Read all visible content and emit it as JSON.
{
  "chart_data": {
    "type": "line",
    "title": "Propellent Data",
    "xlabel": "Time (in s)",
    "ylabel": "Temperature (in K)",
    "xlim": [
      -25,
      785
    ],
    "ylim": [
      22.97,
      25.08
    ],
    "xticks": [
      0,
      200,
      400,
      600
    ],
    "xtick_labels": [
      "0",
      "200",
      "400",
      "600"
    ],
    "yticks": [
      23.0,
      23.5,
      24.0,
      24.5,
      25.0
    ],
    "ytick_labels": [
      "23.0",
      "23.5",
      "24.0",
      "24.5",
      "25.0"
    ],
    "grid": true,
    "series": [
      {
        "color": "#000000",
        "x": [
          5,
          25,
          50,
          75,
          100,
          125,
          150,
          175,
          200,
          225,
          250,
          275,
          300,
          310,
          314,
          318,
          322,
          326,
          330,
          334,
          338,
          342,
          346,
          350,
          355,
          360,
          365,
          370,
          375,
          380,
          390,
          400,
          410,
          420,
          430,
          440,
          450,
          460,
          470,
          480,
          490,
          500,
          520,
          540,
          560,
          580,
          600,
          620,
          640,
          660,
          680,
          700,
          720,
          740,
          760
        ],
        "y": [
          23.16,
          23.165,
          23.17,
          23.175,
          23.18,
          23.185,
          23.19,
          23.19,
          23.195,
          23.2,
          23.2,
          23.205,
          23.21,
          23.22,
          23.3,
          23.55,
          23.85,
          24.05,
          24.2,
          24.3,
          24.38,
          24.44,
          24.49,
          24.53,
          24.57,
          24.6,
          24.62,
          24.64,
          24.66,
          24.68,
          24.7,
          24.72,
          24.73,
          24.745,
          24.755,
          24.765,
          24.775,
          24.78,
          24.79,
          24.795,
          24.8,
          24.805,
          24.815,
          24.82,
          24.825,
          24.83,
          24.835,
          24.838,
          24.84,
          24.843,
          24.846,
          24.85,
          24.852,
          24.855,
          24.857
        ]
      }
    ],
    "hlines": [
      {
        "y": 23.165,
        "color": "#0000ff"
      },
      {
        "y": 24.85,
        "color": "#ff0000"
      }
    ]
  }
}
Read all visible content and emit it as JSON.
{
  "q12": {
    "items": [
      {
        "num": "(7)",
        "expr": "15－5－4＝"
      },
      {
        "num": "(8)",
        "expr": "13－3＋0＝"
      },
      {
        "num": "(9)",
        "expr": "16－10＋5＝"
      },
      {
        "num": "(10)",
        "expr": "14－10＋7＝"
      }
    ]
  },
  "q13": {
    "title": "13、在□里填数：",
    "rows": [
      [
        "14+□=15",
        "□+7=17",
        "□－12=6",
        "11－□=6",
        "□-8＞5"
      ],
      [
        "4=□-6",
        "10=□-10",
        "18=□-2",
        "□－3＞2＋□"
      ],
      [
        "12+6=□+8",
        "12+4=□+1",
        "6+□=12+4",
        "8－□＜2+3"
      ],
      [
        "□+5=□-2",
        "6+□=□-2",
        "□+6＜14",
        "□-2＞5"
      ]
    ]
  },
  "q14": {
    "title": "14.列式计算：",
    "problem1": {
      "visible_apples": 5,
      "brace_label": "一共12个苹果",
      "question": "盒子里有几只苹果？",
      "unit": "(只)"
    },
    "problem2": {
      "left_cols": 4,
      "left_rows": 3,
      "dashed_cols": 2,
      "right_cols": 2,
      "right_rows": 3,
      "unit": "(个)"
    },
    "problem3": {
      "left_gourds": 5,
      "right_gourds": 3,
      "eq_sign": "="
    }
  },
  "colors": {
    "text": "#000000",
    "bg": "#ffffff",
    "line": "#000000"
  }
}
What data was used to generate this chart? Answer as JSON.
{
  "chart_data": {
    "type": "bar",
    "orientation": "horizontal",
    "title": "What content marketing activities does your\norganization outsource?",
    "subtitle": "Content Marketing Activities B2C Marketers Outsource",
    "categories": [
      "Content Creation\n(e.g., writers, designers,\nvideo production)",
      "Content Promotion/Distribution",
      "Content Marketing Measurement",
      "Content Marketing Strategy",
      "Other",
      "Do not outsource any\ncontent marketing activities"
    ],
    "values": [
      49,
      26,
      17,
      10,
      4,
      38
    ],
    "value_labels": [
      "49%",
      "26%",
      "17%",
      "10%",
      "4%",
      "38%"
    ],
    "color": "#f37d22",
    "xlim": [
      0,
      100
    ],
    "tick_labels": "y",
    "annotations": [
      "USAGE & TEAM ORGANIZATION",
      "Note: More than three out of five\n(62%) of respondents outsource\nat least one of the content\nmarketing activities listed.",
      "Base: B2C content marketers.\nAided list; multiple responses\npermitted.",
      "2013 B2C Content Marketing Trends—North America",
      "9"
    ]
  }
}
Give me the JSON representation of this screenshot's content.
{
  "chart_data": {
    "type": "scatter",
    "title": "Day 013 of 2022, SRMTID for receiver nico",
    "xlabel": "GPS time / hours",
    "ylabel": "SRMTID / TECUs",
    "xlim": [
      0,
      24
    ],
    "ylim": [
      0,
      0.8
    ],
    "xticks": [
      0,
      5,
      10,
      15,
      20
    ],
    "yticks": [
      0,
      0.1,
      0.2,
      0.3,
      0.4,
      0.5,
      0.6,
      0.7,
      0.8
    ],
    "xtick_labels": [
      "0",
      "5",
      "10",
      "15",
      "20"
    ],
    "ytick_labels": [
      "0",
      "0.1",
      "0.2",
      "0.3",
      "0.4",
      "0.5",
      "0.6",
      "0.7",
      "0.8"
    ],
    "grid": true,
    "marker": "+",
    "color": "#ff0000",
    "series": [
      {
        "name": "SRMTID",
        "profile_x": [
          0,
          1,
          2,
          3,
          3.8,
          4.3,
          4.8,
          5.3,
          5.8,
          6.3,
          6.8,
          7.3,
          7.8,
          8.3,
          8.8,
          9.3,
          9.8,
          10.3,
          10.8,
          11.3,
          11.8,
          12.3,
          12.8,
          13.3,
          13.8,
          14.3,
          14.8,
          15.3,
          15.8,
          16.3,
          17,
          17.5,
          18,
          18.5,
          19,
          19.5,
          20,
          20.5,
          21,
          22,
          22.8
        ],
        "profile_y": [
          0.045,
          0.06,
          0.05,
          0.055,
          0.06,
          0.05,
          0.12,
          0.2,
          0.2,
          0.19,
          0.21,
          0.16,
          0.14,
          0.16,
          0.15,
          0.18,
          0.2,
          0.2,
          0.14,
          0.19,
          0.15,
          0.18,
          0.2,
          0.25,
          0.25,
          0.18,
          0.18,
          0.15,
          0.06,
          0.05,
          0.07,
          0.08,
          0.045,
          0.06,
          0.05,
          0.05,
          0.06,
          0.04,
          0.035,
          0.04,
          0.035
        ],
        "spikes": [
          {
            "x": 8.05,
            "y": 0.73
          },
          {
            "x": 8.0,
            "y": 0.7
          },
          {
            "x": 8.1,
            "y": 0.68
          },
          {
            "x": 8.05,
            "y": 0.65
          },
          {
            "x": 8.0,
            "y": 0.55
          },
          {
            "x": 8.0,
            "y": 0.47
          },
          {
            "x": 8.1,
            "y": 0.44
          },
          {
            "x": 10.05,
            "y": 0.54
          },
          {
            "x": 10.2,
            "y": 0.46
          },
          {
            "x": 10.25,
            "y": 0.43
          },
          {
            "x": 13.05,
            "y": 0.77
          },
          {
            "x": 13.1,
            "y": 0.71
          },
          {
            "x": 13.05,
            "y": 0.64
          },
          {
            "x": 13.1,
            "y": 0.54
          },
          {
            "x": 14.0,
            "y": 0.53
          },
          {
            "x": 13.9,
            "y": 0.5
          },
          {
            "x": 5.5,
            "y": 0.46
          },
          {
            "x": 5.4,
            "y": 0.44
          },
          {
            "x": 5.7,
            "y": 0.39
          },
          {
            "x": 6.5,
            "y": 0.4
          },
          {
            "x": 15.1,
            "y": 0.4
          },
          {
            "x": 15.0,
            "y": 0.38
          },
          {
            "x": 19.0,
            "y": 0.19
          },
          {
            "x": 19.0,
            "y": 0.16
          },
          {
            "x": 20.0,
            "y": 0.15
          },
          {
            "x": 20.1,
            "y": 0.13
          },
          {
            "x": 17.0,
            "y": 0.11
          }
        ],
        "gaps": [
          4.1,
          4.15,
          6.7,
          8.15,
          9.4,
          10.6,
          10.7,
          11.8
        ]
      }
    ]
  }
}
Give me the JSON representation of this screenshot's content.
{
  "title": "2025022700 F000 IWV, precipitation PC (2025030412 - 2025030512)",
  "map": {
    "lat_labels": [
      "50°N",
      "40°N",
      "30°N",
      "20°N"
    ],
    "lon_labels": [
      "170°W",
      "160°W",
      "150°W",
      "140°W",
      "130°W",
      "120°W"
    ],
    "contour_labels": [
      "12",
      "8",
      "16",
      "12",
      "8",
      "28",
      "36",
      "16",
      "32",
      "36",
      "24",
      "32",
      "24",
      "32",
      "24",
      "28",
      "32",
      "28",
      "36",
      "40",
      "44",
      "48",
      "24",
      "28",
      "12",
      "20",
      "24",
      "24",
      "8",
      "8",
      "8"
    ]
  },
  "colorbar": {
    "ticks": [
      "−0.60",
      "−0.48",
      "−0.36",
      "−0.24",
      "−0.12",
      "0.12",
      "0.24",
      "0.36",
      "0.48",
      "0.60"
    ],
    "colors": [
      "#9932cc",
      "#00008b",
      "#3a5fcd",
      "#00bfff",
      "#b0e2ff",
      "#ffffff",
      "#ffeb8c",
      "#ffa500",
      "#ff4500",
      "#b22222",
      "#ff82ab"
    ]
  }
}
=-=-=-=-=
Problem details: The lines to collect are those holding the string "What"; copy them all.

Reply:
What data was used to generate this chart? Answer as JSON.
    "title": "What content marketing activities does your\norganization outsource?",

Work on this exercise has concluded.